**YOUR GOAL:** Output the material below in full, exactly as it is.

**DATASET EXTRACT:**

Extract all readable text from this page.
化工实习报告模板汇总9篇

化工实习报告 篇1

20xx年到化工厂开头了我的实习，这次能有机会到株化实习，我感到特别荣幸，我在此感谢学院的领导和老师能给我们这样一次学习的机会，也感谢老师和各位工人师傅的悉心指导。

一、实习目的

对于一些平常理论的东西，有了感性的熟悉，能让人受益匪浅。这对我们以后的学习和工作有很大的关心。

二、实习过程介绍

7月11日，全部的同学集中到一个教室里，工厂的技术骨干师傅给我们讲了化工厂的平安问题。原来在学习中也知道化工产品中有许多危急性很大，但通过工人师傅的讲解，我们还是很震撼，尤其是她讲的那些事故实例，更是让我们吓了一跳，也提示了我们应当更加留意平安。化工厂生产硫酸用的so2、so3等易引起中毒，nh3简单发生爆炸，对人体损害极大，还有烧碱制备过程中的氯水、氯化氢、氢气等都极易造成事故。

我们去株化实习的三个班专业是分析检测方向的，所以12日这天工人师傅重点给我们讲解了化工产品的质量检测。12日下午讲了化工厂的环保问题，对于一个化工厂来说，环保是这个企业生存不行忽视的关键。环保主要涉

**CORRECT OUTPUT:**
Extract all readable text from this page.
化工实习报告模板汇总9篇

化工实习报告 篇1

20xx年到化工厂开头了我的实习，这次能有机会到株化实习，我感到特别荣幸，我在此感谢学院的领导和老师能给我们这样一次学习的机会，也感谢老师和各位工人师傅的悉心指导。

一、实习目的

对于一些平常理论的东西，有了感性的熟悉，能让人受益匪浅。这对我们以后的学习和工作有很大的关心。

二、实习过程介绍

7月11日，全部的同学集中到一个教室里，工厂的技术骨干师傅给我们讲了化工厂的平安问题。原来在学习中也知道化工产品中有许多危急性很大，但通过工人师傅的讲解，我们还是很震撼，尤其是她讲的那些事故实例，更是让我们吓了一跳，也提示了我们应当更加留意平安。化工厂生产硫酸用的so2、so3等易引起中毒，nh3简单发生爆炸，对人体损害极大，还有烧碱制备过程中的氯水、氯化氢、氢气等都极易造成事故。

我们去株化实习的三个班专业是分析检测方向的，所以12日这天工人师傅重点给我们讲解了化工产品的质量检测。12日下午讲了化工厂的环保问题，对于一个化工厂来说，环保是这个企业生存不行忽视的关键。环保主要涉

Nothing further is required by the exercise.